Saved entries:
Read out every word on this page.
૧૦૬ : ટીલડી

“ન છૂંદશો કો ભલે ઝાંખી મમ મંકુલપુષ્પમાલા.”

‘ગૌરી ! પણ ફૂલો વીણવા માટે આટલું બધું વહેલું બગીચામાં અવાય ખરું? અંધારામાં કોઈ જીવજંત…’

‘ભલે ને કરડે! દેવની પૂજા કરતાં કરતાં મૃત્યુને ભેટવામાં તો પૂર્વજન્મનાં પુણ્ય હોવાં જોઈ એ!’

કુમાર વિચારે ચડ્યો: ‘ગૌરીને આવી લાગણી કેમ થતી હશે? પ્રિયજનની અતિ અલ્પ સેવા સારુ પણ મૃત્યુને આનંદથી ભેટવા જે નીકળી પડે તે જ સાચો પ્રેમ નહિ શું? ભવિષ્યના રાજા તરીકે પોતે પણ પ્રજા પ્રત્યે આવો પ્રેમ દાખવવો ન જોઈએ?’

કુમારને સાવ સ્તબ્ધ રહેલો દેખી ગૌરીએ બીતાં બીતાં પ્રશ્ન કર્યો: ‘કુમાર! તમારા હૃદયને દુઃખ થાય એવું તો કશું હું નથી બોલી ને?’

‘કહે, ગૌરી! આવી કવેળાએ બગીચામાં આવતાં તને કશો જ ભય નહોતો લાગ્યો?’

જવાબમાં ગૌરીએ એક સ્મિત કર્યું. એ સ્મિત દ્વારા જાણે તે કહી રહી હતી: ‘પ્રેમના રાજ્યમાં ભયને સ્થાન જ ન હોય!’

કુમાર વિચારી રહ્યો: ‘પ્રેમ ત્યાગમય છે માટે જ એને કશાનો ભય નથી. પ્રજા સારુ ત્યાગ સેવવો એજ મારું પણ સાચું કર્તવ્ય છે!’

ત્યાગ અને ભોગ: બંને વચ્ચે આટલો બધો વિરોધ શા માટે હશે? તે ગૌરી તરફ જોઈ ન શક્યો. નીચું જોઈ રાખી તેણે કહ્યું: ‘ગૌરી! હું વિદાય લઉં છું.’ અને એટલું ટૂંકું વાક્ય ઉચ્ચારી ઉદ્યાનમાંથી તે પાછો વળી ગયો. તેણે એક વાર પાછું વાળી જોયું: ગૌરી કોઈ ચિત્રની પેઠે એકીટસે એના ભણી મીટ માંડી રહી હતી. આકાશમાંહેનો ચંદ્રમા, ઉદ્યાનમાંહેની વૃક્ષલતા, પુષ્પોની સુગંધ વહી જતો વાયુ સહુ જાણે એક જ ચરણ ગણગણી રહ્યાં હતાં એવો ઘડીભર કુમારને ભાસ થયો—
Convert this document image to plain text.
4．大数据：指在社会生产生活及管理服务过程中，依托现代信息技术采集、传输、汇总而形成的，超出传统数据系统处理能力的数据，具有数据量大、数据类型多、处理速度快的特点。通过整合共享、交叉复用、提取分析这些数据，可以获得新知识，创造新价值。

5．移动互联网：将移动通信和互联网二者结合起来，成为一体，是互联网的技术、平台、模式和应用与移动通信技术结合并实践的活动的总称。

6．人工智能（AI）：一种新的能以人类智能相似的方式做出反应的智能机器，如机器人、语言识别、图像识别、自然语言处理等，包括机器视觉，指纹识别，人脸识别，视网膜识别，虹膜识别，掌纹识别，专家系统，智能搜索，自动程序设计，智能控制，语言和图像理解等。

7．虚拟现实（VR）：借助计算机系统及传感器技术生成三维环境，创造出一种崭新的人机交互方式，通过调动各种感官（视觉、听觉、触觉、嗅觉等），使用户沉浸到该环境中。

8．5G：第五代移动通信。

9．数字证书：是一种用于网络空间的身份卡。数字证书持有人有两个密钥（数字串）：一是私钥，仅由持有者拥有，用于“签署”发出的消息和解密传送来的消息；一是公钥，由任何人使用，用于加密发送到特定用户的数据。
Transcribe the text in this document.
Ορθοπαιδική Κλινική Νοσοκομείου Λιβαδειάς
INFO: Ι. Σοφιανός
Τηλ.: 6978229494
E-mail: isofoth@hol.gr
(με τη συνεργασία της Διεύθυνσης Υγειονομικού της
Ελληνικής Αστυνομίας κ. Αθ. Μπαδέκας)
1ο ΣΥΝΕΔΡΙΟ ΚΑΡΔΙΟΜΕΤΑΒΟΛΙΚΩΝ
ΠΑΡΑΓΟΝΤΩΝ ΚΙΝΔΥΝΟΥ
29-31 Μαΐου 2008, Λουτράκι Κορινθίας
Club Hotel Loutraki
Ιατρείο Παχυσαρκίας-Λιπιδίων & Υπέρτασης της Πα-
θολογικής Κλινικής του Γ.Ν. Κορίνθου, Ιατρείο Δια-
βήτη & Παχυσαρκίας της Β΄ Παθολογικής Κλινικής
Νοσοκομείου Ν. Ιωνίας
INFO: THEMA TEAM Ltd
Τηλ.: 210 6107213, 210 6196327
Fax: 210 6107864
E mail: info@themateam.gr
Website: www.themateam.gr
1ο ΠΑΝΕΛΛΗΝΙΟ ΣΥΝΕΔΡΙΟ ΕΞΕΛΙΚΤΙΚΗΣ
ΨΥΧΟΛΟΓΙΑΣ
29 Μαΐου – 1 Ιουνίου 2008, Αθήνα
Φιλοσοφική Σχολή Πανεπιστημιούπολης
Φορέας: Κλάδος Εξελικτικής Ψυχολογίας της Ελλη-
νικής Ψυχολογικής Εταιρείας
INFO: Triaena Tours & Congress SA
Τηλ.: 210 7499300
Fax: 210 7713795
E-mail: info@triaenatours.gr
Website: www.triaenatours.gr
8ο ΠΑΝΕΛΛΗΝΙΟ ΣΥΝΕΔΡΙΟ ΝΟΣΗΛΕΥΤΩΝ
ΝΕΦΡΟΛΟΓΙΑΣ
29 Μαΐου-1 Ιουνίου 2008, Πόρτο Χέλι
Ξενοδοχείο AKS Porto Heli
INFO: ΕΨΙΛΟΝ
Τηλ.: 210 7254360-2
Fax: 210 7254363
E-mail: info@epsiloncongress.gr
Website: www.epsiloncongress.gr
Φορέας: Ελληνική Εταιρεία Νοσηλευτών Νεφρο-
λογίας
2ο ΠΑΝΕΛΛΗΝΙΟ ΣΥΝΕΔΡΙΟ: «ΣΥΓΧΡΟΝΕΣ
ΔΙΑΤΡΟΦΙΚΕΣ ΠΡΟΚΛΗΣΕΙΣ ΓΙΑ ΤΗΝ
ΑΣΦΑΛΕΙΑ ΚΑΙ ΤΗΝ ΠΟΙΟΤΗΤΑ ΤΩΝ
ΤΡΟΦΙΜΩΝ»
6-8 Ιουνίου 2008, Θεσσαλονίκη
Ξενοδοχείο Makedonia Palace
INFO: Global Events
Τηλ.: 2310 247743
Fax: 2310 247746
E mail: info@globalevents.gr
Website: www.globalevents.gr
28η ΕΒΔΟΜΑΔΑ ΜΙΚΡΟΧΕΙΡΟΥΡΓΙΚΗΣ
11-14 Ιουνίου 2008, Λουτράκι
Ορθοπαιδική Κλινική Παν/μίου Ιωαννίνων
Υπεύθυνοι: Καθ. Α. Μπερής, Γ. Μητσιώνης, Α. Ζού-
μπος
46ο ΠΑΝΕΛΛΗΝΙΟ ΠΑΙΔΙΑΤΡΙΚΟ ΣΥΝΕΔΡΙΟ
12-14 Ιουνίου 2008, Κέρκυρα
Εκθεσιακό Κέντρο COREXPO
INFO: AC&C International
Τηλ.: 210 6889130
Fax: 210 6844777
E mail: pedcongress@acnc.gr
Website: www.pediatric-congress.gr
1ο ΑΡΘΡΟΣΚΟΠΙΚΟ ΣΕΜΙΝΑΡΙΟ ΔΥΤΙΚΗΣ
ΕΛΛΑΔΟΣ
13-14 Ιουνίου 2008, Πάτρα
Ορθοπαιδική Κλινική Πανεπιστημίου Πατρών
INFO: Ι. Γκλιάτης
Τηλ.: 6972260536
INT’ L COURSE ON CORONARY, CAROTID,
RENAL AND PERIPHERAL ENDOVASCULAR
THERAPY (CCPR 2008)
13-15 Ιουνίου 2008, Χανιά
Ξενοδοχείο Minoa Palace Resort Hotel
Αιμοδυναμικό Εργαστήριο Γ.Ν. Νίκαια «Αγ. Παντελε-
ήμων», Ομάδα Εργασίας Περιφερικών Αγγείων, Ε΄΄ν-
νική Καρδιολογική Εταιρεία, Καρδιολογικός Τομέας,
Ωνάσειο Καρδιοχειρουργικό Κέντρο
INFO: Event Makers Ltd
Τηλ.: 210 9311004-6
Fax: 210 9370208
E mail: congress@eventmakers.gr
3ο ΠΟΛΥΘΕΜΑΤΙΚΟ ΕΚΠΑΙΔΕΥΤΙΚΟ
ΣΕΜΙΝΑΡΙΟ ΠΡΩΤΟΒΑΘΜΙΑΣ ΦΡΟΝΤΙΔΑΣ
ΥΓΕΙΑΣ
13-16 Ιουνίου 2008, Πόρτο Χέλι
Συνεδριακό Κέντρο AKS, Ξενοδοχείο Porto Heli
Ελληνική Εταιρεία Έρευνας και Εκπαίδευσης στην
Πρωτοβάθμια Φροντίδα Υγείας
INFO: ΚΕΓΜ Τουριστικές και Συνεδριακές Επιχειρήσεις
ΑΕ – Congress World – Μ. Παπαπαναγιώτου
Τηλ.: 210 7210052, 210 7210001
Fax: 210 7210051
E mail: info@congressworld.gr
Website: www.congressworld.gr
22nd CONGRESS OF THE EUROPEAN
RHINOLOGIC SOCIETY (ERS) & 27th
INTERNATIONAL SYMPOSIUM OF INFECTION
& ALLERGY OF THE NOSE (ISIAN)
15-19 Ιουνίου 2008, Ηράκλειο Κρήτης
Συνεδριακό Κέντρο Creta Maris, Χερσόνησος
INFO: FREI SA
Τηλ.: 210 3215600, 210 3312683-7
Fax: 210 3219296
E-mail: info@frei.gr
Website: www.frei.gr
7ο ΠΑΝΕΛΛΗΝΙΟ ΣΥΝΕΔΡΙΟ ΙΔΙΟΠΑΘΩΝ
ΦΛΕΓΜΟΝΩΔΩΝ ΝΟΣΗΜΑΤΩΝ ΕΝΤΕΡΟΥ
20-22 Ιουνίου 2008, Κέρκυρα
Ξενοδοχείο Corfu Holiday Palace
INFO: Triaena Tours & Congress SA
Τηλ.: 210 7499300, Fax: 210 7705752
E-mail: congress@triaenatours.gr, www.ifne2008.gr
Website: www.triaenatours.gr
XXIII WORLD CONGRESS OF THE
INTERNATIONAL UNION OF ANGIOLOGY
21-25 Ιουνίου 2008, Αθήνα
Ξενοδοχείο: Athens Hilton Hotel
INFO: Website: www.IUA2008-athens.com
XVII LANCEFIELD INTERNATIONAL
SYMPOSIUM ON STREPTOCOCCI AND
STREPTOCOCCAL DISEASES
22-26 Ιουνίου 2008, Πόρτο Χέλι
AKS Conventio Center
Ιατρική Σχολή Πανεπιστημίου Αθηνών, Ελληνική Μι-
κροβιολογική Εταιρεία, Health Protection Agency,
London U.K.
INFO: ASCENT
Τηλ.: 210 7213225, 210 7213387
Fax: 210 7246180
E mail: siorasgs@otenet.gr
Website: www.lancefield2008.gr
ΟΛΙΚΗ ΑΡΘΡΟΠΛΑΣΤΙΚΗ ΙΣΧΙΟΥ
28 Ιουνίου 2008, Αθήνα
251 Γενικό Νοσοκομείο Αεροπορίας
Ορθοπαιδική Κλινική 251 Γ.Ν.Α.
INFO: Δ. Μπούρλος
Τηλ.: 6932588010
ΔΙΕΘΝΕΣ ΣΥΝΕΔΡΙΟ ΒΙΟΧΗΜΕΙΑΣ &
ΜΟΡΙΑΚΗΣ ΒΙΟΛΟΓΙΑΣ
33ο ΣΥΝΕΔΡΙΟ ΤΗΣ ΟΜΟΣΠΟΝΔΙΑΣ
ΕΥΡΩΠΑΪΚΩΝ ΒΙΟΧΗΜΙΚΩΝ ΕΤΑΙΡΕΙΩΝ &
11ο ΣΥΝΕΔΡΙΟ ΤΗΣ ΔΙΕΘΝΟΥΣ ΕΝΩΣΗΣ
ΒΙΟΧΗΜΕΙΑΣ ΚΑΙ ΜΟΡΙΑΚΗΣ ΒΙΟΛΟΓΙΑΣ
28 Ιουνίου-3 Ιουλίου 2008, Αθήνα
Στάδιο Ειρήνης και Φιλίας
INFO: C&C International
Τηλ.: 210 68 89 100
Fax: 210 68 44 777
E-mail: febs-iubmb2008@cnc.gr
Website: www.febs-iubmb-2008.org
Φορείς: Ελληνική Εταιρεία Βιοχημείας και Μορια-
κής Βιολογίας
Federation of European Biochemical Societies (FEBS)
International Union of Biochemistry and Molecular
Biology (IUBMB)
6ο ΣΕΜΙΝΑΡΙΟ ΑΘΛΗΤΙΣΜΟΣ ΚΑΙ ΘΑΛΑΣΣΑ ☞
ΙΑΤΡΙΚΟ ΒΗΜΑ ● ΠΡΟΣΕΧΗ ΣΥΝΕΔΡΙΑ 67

_PROBLEM REQUIREMENTS_
Look for the word "Κέντρο" and return every line where it occurs.

_SOLUTION TO THIS TASK_
Εκθεσιακό Κέντρο COREXPO
Ωνάσειο Καρδιοχειρουργικό Κέντρο
Συνεδριακό Κέντρο AKS, Ξενοδοχείο Porto Heli
Συνεδριακό Κέντρο Creta Maris, Χερσόνησος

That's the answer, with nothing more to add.